> _WHAT YOU ARE ASKED TO DO_
In the listing below, locate the lines that hold "values" and copy them.

— begin —

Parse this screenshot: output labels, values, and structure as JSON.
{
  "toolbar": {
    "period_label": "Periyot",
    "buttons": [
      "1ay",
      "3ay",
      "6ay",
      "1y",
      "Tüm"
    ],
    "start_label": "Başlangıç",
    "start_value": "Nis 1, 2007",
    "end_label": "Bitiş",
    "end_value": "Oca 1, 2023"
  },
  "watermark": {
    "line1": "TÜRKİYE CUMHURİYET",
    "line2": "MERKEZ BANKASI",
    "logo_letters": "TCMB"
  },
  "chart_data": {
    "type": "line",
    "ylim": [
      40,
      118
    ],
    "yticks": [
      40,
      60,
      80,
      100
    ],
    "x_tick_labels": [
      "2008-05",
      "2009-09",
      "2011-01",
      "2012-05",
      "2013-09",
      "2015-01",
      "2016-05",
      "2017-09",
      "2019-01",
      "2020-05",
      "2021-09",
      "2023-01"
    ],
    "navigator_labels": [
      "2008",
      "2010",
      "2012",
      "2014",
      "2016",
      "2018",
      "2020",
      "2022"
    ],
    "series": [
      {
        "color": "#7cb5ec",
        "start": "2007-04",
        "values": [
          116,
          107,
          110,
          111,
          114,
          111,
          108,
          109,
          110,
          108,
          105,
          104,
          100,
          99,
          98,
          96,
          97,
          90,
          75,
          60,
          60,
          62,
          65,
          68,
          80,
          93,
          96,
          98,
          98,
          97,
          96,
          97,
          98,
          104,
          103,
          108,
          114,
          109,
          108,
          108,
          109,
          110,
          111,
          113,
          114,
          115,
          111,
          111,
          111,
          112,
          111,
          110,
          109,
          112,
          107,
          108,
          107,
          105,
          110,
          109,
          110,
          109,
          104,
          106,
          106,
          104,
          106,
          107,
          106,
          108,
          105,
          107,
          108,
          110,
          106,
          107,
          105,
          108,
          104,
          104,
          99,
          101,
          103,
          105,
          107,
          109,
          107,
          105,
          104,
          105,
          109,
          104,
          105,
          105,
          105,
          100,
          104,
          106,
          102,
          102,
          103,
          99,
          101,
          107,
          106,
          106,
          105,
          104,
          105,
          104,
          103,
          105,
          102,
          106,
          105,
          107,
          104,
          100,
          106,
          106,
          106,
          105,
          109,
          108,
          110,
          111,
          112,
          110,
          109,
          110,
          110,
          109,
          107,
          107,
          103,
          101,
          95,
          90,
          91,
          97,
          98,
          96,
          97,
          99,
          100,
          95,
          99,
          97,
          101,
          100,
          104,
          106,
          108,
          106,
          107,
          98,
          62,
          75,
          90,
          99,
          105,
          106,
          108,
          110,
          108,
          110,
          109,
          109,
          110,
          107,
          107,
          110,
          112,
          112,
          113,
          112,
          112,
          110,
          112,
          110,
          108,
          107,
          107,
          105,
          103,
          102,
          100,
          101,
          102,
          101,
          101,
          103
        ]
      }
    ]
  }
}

— end —

> _FINISHED EXERCISE_
Parse this screenshot: output labels, values, and structure as JSON.
        "values": [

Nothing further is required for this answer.